**Instruction:** Please quote the material exactly, every line of it.
-- START Supplied records --
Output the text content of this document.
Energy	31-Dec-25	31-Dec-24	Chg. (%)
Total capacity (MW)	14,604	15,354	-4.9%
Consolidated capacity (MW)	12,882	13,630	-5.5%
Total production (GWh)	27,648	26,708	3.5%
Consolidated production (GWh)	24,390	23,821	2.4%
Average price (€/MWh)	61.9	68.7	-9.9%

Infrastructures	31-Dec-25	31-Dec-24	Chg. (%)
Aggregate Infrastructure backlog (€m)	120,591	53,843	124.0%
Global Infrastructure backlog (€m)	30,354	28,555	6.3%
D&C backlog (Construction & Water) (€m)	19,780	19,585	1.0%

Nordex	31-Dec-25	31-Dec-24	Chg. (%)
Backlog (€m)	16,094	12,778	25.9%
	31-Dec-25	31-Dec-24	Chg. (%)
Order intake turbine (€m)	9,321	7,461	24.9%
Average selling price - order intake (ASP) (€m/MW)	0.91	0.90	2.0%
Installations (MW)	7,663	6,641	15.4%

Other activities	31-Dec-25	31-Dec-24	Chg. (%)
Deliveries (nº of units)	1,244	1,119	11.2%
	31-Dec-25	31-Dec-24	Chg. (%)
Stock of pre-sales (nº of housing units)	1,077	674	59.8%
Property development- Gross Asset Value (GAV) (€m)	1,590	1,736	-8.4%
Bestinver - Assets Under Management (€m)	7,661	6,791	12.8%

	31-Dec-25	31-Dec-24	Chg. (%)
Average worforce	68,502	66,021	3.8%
-- END Supplied records --
**Task answer:**
Output the text content of this document.
Energy	31-Dec-25	31-Dec-24	Chg. (%)
Total capacity (MW)	14,604	15,354	-4.9%
Consolidated capacity (MW)	12,882	13,630	-5.5%
Total production (GWh)	27,648	26,708	3.5%
Consolidated production (GWh)	24,390	23,821	2.4%
Average price (€/MWh)	61.9	68.7	-9.9%

Infrastructures	31-Dec-25	31-Dec-24	Chg. (%)
Aggregate Infrastructure backlog (€m)	120,591	53,843	124.0%
Global Infrastructure backlog (€m)	30,354	28,555	6.3%
D&C backlog (Construction & Water) (€m)	19,780	19,585	1.0%

Nordex	31-Dec-25	31-Dec-24	Chg. (%)
Backlog (€m)	16,094	12,778	25.9%
	31-Dec-25	31-Dec-24	Chg. (%)
Order intake turbine (€m)	9,321	7,461	24.9%
Average selling price - order intake (ASP) (€m/MW)	0.91	0.90	2.0%
Installations (MW)	7,663	6,641	15.4%

Other activities	31-Dec-25	31-Dec-24	Chg. (%)
Deliveries (nº of units)	1,244	1,119	11.2%
	31-Dec-25	31-Dec-24	Chg. (%)
Stock of pre-sales (nº of housing units)	1,077	674	59.8%
Property development- Gross Asset Value (GAV) (€m)	1,590	1,736	-8.4%
Bestinver - Assets Under Management (€m)	7,661	6,791	12.8%

	31-Dec-25	31-Dec-24	Chg. (%)
Average worforce	68,502	66,021	3.8%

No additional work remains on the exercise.